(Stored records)
....................

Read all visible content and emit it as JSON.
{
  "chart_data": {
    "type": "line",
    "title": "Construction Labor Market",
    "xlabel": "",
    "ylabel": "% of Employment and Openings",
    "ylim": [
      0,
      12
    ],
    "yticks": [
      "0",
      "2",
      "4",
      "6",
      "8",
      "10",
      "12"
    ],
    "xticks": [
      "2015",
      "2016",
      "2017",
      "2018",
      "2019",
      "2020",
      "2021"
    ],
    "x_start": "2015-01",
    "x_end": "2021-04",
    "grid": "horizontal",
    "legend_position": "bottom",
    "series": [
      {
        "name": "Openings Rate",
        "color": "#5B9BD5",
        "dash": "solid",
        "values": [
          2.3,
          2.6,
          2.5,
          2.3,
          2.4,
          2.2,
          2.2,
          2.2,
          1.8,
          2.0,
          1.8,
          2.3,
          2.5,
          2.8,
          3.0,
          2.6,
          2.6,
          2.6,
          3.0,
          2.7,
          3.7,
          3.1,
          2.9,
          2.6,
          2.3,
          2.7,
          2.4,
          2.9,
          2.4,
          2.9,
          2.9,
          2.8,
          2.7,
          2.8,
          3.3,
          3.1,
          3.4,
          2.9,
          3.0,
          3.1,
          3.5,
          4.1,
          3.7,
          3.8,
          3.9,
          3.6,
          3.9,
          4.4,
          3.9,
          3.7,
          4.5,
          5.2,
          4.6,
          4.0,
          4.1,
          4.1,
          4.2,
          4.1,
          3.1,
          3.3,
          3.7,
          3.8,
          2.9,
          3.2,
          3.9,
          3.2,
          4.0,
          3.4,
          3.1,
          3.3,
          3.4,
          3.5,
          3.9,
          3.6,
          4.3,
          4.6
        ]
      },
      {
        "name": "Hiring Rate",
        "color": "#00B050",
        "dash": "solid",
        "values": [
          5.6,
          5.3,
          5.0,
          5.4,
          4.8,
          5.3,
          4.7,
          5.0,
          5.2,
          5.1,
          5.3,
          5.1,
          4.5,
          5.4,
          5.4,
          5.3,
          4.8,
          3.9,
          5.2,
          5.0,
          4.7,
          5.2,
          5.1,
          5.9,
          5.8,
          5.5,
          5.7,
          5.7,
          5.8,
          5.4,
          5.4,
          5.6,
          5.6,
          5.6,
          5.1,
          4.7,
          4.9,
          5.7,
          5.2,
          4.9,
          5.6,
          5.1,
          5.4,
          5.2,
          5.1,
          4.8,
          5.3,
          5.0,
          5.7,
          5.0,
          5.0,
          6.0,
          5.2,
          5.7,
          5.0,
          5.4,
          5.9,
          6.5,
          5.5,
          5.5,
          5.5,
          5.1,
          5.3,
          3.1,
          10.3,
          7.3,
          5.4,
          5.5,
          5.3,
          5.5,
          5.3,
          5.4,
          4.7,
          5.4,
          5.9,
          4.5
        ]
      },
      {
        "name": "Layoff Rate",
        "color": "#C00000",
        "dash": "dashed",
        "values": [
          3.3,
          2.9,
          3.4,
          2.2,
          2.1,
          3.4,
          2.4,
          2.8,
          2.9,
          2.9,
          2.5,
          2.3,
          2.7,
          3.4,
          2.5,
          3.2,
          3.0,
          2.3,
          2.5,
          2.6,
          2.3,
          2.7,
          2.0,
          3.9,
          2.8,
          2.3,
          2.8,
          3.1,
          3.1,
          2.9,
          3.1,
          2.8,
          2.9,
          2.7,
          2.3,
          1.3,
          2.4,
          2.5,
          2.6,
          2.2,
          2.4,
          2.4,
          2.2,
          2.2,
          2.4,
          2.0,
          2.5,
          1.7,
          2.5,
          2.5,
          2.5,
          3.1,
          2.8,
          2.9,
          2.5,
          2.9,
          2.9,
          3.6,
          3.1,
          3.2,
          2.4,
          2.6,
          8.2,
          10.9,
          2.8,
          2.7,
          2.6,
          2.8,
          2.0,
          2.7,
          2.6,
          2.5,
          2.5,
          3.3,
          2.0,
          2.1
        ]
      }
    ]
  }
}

....................

Write out the listing once more, matching it exactly.

§ Exercise solution
Read all visible content and emit it as JSON.
{
  "chart_data": {
    "type": "line",
    "title": "Construction Labor Market",
    "xlabel": "",
    "ylabel": "% of Employment and Openings",
    "ylim": [
      0,
      12
    ],
    "yticks": [
      "0",
      "2",
      "4",
      "6",
      "8",
      "10",
      "12"
    ],
    "xticks": [
      "2015",
      "2016",
      "2017",
      "2018",
      "2019",
      "2020",
      "2021"
    ],
    "x_start": "2015-01",
    "x_end": "2021-04",
    "grid": "horizontal",
    "legend_position": "bottom",
    "series": [
      {
        "name": "Openings Rate",
        "color": "#5B9BD5",
        "dash": "solid",
        "values": [
          2.3,
          2.6,
          2.5,
          2.3,
          2.4,
          2.2,
          2.2,
          2.2,
          1.8,
          2.0,
          1.8,
          2.3,
          2.5,
          2.8,
          3.0,
          2.6,
          2.6,
          2.6,
          3.0,
          2.7,
          3.7,
          3.1,
          2.9,
          2.6,
          2.3,
          2.7,
          2.4,
          2.9,
          2.4,
          2.9,
          2.9,
          2.8,
          2.7,
          2.8,
          3.3,
          3.1,
          3.4,
          2.9,
          3.0,
          3.1,
          3.5,
          4.1,
          3.7,
          3.8,
          3.9,
          3.6,
          3.9,
          4.4,
          3.9,
          3.7,
          4.5,
          5.2,
          4.6,
          4.0,
          4.1,
          4.1,
          4.2,
          4.1,
          3.1,
          3.3,
          3.7,
          3.8,
          2.9,
          3.2,
          3.9,
          3.2,
          4.0,
          3.4,
          3.1,
          3.3,
          3.4,
          3.5,
          3.9,
          3.6,
          4.3,
          4.6
        ]
      },
      {
        "name": "Hiring Rate",
        "color": "#00B050",
        "dash": "solid",
        "values": [
          5.6,
          5.3,
          5.0,
          5.4,
          4.8,
          5.3,
          4.7,
          5.0,
          5.2,
          5.1,
          5.3,
          5.1,
          4.5,
          5.4,
          5.4,
          5.3,
          4.8,
          3.9,
          5.2,
          5.0,
          4.7,
          5.2,
          5.1,
          5.9,
          5.8,
          5.5,
          5.7,
          5.7,
          5.8,
          5.4,
          5.4,
          5.6,
          5.6,
          5.6,
          5.1,
          4.7,
          4.9,
          5.7,
          5.2,
          4.9,
          5.6,
          5.1,
          5.4,
          5.2,
          5.1,
          4.8,
          5.3,
          5.0,
          5.7,
          5.0,
          5.0,
          6.0,
          5.2,
          5.7,
          5.0,
          5.4,
          5.9,
          6.5,
          5.5,
          5.5,
          5.5,
          5.1,
          5.3,
          3.1,
          10.3,
          7.3,
          5.4,
          5.5,
          5.3,
          5.5,
          5.3,
          5.4,
          4.7,
          5.4,
          5.9,
          4.5
        ]
      },
      {
        "name": "Layoff Rate",
        "color": "#C00000",
        "dash": "dashed",
        "values": [
          3.3,
          2.9,
          3.4,
          2.2,
          2.1,
          3.4,
          2.4,
          2.8,
          2.9,
          2.9,
          2.5,
          2.3,
          2.7,
          3.4,
          2.5,
          3.2,
          3.0,
          2.3,
          2.5,
          2.6,
          2.3,
          2.7,
          2.0,
          3.9,
          2.8,
          2.3,
          2.8,
          3.1,
          3.1,
          2.9,
          3.1,
          2.8,
          2.9,
          2.7,
          2.3,
          1.3,
          2.4,
          2.5,
          2.6,
          2.2,
          2.4,
          2.4,
          2.2,
          2.2,
          2.4,
          2.0,
          2.5,
          1.7,
          2.5,
          2.5,
          2.5,
          3.1,
          2.8,
          2.9,
          2.5,
          2.9,
          2.9,
          3.6,
          3.1,
          3.2,
          2.4,
          2.6,
          8.2,
          10.9,
          2.8,
          2.7,
          2.6,
          2.8,
          2.0,
          2.7,
          2.6,
          2.5,
          2.5,
          3.3,
          2.0,
          2.1
        ]
      }
    ]
  }
}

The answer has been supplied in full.